§ Short task: Work out how many lines of the material below mention the word "dOFF"; reply with the number only.

______

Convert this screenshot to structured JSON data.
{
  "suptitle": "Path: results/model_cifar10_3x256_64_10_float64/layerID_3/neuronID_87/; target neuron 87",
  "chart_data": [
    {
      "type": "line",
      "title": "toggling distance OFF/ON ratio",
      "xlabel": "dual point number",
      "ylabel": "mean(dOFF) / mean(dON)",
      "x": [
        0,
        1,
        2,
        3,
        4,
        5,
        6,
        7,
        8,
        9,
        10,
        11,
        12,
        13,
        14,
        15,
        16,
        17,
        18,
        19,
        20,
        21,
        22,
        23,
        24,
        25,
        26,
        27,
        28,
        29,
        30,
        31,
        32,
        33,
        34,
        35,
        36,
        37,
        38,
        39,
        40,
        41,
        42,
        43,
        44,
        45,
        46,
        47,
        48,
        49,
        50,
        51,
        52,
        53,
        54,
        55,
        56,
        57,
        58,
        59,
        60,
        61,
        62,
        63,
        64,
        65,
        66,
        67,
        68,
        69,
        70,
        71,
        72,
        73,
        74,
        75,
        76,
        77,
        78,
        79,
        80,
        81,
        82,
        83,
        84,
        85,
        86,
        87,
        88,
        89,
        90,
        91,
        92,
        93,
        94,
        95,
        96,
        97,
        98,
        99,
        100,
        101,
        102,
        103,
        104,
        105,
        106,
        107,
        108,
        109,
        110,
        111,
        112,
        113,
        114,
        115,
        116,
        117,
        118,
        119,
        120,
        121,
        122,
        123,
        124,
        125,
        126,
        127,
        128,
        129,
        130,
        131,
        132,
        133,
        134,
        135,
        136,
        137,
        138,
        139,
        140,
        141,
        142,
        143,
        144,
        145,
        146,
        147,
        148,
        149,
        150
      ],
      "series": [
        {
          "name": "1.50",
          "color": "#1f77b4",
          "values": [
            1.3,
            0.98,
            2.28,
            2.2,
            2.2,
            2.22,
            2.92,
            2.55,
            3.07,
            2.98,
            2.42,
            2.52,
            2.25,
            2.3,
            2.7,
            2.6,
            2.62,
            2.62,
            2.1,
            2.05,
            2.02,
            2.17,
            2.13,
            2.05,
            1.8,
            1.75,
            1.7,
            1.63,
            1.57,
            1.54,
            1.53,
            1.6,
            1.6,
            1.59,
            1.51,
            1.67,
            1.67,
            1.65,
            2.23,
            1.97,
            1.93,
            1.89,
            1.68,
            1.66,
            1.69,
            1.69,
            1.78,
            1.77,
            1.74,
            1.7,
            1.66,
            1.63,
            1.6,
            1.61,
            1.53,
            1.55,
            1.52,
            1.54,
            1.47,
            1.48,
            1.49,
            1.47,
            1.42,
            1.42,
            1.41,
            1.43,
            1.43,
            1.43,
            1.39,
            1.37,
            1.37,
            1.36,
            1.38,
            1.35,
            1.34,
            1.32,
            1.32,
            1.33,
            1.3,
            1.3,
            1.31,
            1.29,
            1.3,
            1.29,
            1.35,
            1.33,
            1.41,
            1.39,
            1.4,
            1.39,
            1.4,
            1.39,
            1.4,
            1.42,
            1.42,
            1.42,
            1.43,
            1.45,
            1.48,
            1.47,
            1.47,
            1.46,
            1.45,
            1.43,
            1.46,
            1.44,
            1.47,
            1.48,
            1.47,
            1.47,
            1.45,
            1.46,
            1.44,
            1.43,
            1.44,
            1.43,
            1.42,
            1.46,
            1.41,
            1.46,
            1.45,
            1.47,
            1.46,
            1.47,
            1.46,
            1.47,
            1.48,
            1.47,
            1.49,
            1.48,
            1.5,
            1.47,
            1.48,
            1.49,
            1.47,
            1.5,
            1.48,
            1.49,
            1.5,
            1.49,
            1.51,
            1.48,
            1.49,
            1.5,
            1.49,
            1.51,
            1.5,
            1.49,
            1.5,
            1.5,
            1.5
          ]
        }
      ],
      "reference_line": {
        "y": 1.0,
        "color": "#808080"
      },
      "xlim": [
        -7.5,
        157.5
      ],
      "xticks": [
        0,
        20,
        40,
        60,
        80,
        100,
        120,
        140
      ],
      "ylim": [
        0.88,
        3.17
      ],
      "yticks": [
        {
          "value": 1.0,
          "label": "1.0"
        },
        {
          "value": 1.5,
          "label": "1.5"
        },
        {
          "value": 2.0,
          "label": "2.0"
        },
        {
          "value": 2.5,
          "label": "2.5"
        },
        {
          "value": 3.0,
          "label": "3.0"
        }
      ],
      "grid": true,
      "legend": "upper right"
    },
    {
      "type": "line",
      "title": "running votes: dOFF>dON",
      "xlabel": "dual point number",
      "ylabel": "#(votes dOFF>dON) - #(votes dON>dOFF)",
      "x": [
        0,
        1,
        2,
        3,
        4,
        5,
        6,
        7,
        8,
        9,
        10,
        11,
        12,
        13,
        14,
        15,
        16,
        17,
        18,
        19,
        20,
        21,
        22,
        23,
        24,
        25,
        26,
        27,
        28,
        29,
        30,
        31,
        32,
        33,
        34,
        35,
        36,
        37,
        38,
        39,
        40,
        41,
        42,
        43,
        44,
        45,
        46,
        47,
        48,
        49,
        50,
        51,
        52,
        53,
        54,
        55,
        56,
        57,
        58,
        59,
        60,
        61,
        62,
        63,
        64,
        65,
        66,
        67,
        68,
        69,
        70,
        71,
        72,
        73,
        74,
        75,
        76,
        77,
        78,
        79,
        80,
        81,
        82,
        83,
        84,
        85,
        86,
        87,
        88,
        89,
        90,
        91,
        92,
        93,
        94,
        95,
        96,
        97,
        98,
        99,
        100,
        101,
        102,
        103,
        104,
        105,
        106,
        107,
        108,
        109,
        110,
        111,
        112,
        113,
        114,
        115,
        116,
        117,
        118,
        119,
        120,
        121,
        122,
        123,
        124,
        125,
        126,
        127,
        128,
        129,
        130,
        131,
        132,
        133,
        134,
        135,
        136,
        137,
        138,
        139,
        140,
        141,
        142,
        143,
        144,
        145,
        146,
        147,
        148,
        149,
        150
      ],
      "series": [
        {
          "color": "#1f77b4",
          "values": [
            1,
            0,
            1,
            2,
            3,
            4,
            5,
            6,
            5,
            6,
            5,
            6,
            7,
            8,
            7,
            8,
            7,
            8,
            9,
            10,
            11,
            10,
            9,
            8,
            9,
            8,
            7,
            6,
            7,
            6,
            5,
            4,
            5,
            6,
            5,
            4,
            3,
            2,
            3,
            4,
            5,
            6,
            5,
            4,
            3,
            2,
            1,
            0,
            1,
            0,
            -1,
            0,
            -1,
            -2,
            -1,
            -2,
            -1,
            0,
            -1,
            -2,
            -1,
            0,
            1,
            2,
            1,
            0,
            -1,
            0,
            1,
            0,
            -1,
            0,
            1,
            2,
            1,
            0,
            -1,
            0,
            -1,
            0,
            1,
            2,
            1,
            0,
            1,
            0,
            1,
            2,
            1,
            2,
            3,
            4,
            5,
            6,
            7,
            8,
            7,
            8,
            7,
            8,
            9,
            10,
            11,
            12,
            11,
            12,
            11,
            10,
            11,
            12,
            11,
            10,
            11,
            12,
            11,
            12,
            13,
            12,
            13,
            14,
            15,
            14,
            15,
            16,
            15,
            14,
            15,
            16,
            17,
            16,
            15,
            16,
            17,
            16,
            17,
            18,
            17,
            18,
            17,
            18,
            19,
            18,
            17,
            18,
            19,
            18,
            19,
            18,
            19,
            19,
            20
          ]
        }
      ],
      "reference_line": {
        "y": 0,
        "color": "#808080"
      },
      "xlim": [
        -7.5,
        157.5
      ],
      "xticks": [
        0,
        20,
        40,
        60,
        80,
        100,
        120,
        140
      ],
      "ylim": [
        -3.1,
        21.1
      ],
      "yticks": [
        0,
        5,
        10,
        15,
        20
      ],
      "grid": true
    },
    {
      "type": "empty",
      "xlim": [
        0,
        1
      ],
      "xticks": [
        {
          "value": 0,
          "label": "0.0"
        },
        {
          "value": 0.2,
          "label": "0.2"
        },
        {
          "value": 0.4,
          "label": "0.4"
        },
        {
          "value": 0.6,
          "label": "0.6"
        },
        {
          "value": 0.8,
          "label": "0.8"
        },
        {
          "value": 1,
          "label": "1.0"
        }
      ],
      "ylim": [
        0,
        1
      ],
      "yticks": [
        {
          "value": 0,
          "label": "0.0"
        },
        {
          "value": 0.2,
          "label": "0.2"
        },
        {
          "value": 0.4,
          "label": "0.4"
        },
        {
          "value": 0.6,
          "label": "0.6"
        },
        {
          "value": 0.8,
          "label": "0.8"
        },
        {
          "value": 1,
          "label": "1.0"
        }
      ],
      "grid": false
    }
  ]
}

______

§ Answer in full: 3